Labeled box records:
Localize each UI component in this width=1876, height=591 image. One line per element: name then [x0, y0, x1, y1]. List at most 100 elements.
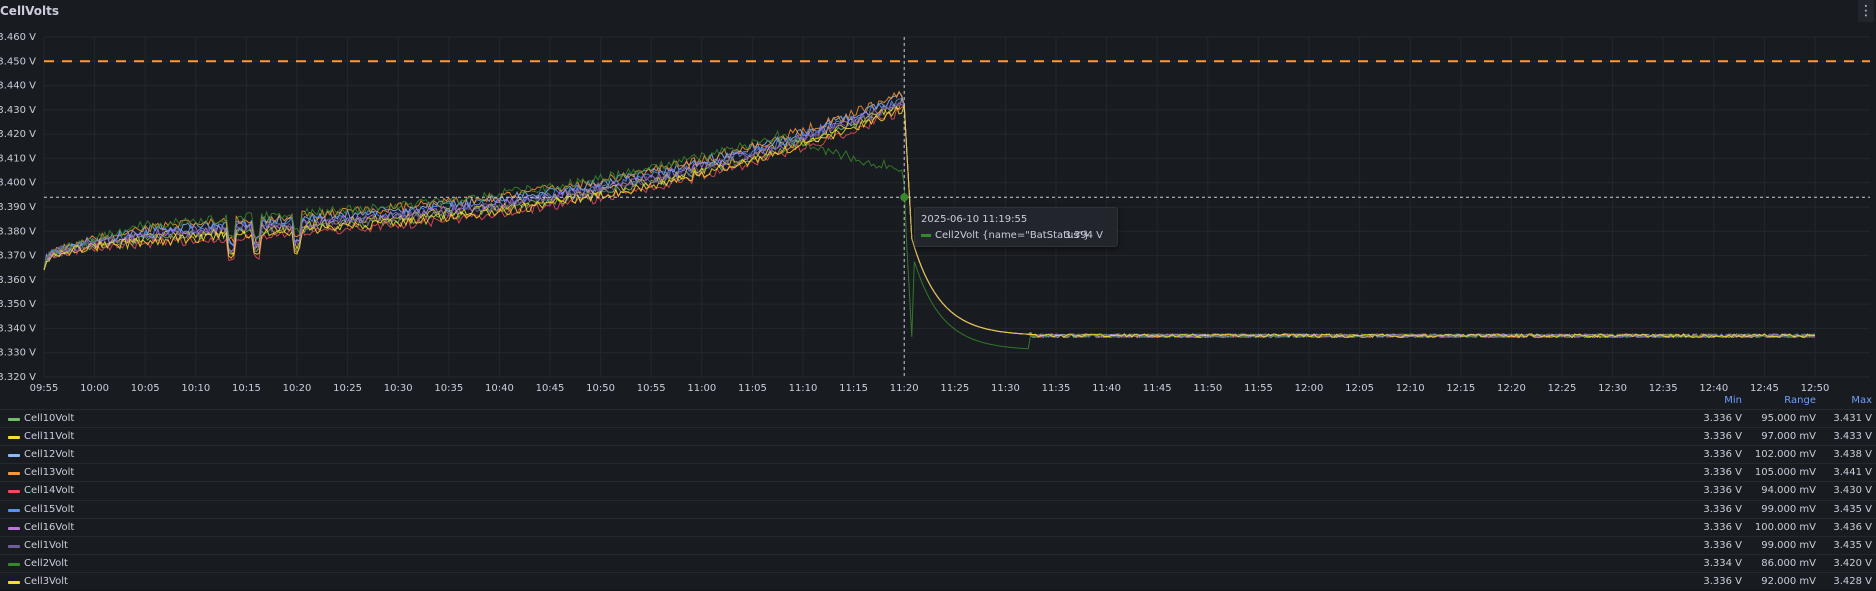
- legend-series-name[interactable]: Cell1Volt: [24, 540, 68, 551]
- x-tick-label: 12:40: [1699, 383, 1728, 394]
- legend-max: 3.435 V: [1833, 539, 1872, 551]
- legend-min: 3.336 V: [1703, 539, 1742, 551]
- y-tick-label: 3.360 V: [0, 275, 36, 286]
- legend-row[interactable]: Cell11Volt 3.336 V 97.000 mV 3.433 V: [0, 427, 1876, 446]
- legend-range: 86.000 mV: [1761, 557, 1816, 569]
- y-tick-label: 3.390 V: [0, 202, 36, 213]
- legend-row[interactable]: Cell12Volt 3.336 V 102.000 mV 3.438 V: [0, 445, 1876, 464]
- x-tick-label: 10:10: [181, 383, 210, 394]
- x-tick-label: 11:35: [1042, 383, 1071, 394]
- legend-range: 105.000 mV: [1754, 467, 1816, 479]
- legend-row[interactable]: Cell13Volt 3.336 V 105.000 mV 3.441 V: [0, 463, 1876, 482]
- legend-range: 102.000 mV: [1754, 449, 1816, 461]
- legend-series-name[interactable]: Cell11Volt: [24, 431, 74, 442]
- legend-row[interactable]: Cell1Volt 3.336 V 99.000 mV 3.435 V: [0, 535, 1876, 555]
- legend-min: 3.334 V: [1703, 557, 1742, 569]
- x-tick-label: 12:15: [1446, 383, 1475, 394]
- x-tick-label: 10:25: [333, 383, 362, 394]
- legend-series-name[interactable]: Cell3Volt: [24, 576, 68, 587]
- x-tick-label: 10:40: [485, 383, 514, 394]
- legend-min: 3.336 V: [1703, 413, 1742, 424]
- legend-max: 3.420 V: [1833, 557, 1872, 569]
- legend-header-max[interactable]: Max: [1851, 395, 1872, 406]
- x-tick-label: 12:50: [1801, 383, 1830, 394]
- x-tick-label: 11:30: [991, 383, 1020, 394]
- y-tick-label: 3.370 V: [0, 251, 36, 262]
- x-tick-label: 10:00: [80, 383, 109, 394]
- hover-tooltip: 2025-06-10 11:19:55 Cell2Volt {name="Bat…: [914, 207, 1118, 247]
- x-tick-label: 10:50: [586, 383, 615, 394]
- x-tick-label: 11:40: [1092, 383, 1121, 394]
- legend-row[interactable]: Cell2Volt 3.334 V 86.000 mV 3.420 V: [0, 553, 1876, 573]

**Exercise:** Could you copy, word for word, the lines of the records from the one containing "540, 68, 551]" through the one containing "- x-tick-label: 10:10: [181, 383, 210, 394]", with both of those lines included?

**Reply:**
- legend-series-name[interactable]: Cell1Volt: [24, 540, 68, 551]
- x-tick-label: 12:40: [1699, 383, 1728, 394]
- legend-max: 3.435 V: [1833, 539, 1872, 551]
- legend-min: 3.336 V: [1703, 539, 1742, 551]
- y-tick-label: 3.360 V: [0, 275, 36, 286]
- legend-row[interactable]: Cell11Volt 3.336 V 97.000 mV 3.433 V: [0, 427, 1876, 446]
- legend-range: 86.000 mV: [1761, 557, 1816, 569]
- y-tick-label: 3.390 V: [0, 202, 36, 213]
- legend-row[interactable]: Cell12Volt 3.336 V 102.000 mV 3.438 V: [0, 445, 1876, 464]
- x-tick-label: 10:10: [181, 383, 210, 394]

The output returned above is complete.